START Source records
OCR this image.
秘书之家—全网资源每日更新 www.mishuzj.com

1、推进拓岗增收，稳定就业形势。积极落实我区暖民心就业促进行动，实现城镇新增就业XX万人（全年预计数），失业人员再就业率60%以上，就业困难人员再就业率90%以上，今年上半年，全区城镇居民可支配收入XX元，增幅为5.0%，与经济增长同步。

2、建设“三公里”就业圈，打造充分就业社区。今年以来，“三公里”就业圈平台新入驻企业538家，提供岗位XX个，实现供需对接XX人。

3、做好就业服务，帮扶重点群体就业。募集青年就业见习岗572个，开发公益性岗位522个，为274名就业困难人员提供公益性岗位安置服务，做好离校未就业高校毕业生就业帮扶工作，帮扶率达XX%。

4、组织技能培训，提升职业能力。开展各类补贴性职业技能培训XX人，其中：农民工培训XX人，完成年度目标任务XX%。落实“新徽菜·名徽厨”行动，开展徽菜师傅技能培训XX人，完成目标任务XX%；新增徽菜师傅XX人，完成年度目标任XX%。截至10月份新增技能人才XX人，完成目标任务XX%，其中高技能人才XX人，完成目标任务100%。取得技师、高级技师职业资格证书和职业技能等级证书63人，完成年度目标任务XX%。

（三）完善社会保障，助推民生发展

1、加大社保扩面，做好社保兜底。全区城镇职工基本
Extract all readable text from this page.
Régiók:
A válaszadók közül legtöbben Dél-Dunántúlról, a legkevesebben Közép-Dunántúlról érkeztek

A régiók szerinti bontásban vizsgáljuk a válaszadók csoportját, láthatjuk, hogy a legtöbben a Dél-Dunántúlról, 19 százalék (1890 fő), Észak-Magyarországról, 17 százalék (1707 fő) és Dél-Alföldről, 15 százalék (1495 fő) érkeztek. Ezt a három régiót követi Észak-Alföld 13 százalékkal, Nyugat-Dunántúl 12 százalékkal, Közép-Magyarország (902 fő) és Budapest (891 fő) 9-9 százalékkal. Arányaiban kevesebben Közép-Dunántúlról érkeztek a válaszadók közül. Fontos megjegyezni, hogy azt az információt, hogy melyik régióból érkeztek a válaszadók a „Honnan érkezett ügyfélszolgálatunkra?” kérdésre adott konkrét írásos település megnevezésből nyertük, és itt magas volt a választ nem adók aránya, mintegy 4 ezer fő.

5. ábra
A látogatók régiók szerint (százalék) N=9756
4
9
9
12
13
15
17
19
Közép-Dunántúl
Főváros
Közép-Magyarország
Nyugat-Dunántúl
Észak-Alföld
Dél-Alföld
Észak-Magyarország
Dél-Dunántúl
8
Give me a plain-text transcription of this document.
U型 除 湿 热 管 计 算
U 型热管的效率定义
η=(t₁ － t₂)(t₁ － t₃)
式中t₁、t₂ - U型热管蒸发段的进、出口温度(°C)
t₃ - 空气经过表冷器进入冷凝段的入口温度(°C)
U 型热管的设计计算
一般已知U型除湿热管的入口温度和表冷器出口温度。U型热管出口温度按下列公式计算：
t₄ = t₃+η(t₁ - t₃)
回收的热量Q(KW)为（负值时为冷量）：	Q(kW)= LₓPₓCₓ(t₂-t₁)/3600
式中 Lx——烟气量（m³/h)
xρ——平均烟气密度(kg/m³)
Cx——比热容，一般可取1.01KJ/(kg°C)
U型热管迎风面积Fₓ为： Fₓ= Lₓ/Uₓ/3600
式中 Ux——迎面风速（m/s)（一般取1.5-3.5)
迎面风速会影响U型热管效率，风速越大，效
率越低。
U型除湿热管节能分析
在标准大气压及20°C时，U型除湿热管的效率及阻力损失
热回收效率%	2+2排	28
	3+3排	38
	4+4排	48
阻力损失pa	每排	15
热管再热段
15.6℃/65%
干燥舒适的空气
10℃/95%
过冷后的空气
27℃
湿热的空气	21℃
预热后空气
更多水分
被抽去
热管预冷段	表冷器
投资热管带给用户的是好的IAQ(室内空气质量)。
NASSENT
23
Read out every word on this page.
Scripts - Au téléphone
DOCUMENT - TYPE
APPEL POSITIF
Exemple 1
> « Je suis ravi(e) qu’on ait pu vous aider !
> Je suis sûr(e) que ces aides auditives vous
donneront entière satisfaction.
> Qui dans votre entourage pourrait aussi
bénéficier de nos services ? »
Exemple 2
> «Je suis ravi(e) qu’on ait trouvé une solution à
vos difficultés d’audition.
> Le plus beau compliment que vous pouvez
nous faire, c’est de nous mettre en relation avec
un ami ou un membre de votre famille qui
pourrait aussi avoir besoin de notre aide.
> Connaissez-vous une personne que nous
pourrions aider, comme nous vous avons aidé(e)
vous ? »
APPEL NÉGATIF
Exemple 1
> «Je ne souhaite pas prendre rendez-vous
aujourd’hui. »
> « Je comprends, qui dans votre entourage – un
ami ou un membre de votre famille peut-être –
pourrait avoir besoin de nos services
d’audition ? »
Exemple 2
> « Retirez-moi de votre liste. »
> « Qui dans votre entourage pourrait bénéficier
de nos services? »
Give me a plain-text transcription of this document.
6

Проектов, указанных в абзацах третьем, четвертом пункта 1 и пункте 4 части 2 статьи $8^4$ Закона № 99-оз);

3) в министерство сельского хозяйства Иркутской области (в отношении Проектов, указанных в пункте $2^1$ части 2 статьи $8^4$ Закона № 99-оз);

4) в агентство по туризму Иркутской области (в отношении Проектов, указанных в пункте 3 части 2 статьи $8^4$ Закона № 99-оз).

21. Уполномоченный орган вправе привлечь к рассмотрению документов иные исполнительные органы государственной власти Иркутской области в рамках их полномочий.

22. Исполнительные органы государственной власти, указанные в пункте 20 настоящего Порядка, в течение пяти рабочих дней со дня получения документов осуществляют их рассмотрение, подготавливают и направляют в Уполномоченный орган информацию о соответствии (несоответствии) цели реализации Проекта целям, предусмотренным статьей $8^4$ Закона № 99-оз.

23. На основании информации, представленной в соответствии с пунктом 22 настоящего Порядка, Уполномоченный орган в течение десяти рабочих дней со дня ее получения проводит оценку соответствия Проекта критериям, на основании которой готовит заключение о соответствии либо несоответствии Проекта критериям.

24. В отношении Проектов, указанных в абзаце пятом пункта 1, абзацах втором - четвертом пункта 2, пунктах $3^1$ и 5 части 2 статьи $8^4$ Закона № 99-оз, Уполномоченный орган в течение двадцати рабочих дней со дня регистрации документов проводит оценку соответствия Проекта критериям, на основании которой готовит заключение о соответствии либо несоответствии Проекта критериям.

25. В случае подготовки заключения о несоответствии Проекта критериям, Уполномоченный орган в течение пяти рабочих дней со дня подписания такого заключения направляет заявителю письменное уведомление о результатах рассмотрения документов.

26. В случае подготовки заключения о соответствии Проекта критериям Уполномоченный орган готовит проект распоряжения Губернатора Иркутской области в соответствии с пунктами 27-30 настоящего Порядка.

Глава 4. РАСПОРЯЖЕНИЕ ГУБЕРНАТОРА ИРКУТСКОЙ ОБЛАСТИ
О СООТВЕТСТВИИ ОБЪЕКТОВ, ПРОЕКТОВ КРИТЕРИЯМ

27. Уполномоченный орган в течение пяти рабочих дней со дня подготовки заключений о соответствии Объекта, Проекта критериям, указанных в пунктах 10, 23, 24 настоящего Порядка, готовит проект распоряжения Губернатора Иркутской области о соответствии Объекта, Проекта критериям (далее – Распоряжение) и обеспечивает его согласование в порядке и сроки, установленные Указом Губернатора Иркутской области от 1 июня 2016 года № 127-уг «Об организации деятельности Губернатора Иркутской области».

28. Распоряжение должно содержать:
END Source records
» Exercise objective:
Your task is to quote the listing above word for word.

» Solution to this problem:
OCR this image.
秘书之家—全网资源每日更新 www.mishuzj.com

1、推进拓岗增收，稳定就业形势。积极落实我区暖民心就业促进行动，实现城镇新增就业XX万人（全年预计数），失业人员再就业率60%以上，就业困难人员再就业率90%以上，今年上半年，全区城镇居民可支配收入XX元，增幅为5.0%，与经济增长同步。

2、建设“三公里”就业圈，打造充分就业社区。今年以来，“三公里”就业圈平台新入驻企业538家，提供岗位XX个，实现供需对接XX人。

3、做好就业服务，帮扶重点群体就业。募集青年就业见习岗572个，开发公益性岗位522个，为274名就业困难人员提供公益性岗位安置服务，做好离校未就业高校毕业生就业帮扶工作，帮扶率达XX%。

4、组织技能培训，提升职业能力。开展各类补贴性职业技能培训XX人，其中：农民工培训XX人，完成年度目标任务XX%。落实“新徽菜·名徽厨”行动，开展徽菜师傅技能培训XX人，完成目标任务XX%；新增徽菜师傅XX人，完成年度目标任XX%。截至10月份新增技能人才XX人，完成目标任务XX%，其中高技能人才XX人，完成目标任务100%。取得技师、高级技师职业资格证书和职业技能等级证书63人，完成年度目标任务XX%。

（三）完善社会保障，助推民生发展

1、加大社保扩面，做好社保兜底。全区城镇职工基本
Extract all readable text from this page.
Régiók:
A válaszadók közül legtöbben Dél-Dunántúlról, a legkevesebben Közép-Dunántúlról érkeztek

A régiók szerinti bontásban vizsgáljuk a válaszadók csoportját, láthatjuk, hogy a legtöbben a Dél-Dunántúlról, 19 százalék (1890 fő), Észak-Magyarországról, 17 százalék (1707 fő) és Dél-Alföldről, 15 százalék (1495 fő) érkeztek. Ezt a három régiót követi Észak-Alföld 13 százalékkal, Nyugat-Dunántúl 12 százalékkal, Közép-Magyarország (902 fő) és Budapest (891 fő) 9-9 százalékkal. Arányaiban kevesebben Közép-Dunántúlról érkeztek a válaszadók közül. Fontos megjegyezni, hogy azt az információt, hogy melyik régióból érkeztek a válaszadók a „Honnan érkezett ügyfélszolgálatunkra?” kérdésre adott konkrét írásos település megnevezésből nyertük, és itt magas volt a választ nem adók aránya, mintegy 4 ezer fő.

5. ábra
A látogatók régiók szerint (százalék) N=9756
4
9
9
12
13
15
17
19
Közép-Dunántúl
Főváros
Közép-Magyarország
Nyugat-Dunántúl
Észak-Alföld
Dél-Alföld
Észak-Magyarország
Dél-Dunántúl
8
Give me a plain-text transcription of this document.
U型 除 湿 热 管 计 算
U 型热管的效率定义
η=(t₁ － t₂)(t₁ － t₃)
式中t₁、t₂ - U型热管蒸发段的进、出口温度(°C)
t₃ - 空气经过表冷器进入冷凝段的入口温度(°C)
U 型热管的设计计算
一般已知U型除湿热管的入口温度和表冷器出口温度。U型热管出口温度按下列公式计算：
t₄ = t₃+η(t₁ - t₃)
回收的热量Q(KW)为（负值时为冷量）：	Q(kW)= LₓPₓCₓ(t₂-t₁)/3600
式中 Lx——烟气量（m³/h)
xρ——平均烟气密度(kg/m³)
Cx——比热容，一般可取1.01KJ/(kg°C)
U型热管迎风面积Fₓ为： Fₓ= Lₓ/Uₓ/3600
式中 Ux——迎面风速（m/s)（一般取1.5-3.5)
迎面风速会影响U型热管效率，风速越大，效
率越低。
U型除湿热管节能分析
在标准大气压及20°C时，U型除湿热管的效率及阻力损失
热回收效率%	2+2排	28
	3+3排	38
	4+4排	48
阻力损失pa	每排	15
热管再热段
15.6℃/65%
干燥舒适的空气
10℃/95%
过冷后的空气
27℃
湿热的空气	21℃
预热后空气
更多水分
被抽去
热管预冷段	表冷器
投资热管带给用户的是好的IAQ(室内空气质量)。
NASSENT
23
Read out every word on this page.
Scripts - Au téléphone
DOCUMENT - TYPE
APPEL POSITIF
Exemple 1
> « Je suis ravi(e) qu’on ait pu vous aider !
> Je suis sûr(e) que ces aides auditives vous
donneront entière satisfaction.
> Qui dans votre entourage pourrait aussi
bénéficier de nos services ? »
Exemple 2
> «Je suis ravi(e) qu’on ait trouvé une solution à
vos difficultés d’audition.
> Le plus beau compliment que vous pouvez
nous faire, c’est de nous mettre en relation avec
un ami ou un membre de votre famille qui
pourrait aussi avoir besoin de notre aide.
> Connaissez-vous une personne que nous
pourrions aider, comme nous vous avons aidé(e)
vous ? »
APPEL NÉGATIF
Exemple 1
> «Je ne souhaite pas prendre rendez-vous
aujourd’hui. »
> « Je comprends, qui dans votre entourage – un
ami ou un membre de votre famille peut-être –
pourrait avoir besoin de nos services
d’audition ? »
Exemple 2
> « Retirez-moi de votre liste. »
> « Qui dans votre entourage pourrait bénéficier
de nos services? »
Give me a plain-text transcription of this document.
6

Проектов, указанных в абзацах третьем, четвертом пункта 1 и пункте 4 части 2 статьи $8^4$ Закона № 99-оз);

3) в министерство сельского хозяйства Иркутской области (в отношении Проектов, указанных в пункте $2^1$ части 2 статьи $8^4$ Закона № 99-оз);

4) в агентство по туризму Иркутской области (в отношении Проектов, указанных в пункте 3 части 2 статьи $8^4$ Закона № 99-оз).

21. Уполномоченный орган вправе привлечь к рассмотрению документов иные исполнительные органы государственной власти Иркутской области в рамках их полномочий.

22. Исполнительные органы государственной власти, указанные в пункте 20 настоящего Порядка, в течение пяти рабочих дней со дня получения документов осуществляют их рассмотрение, подготавливают и направляют в Уполномоченный орган информацию о соответствии (несоответствии) цели реализации Проекта целям, предусмотренным статьей $8^4$ Закона № 99-оз.

23. На основании информации, представленной в соответствии с пунктом 22 настоящего Порядка, Уполномоченный орган в течение десяти рабочих дней со дня ее получения проводит оценку соответствия Проекта критериям, на основании которой готовит заключение о соответствии либо несоответствии Проекта критериям.

24. В отношении Проектов, указанных в абзаце пятом пункта 1, абзацах втором - четвертом пункта 2, пунктах $3^1$ и 5 части 2 статьи $8^4$ Закона № 99-оз, Уполномоченный орган в течение двадцати рабочих дней со дня регистрации документов проводит оценку соответствия Проекта критериям, на основании которой готовит заключение о соответствии либо несоответствии Проекта критериям.

25. В случае подготовки заключения о несоответствии Проекта критериям, Уполномоченный орган в течение пяти рабочих дней со дня подписания такого заключения направляет заявителю письменное уведомление о результатах рассмотрения документов.

26. В случае подготовки заключения о соответствии Проекта критериям Уполномоченный орган готовит проект распоряжения Губернатора Иркутской области в соответствии с пунктами 27-30 настоящего Порядка.

Глава 4. РАСПОРЯЖЕНИЕ ГУБЕРНАТОРА ИРКУТСКОЙ ОБЛАСТИ
О СООТВЕТСТВИИ ОБЪЕКТОВ, ПРОЕКТОВ КРИТЕРИЯМ

27. Уполномоченный орган в течение пяти рабочих дней со дня подготовки заключений о соответствии Объекта, Проекта критериям, указанных в пунктах 10, 23, 24 настоящего Порядка, готовит проект распоряжения Губернатора Иркутской области о соответствии Объекта, Проекта критериям (далее – Распоряжение) и обеспечивает его согласование в порядке и сроки, установленные Указом Губернатора Иркутской области от 1 июня 2016 года № 127-уг «Об организации деятельности Губернатора Иркутской области».

28. Распоряжение должно содержать:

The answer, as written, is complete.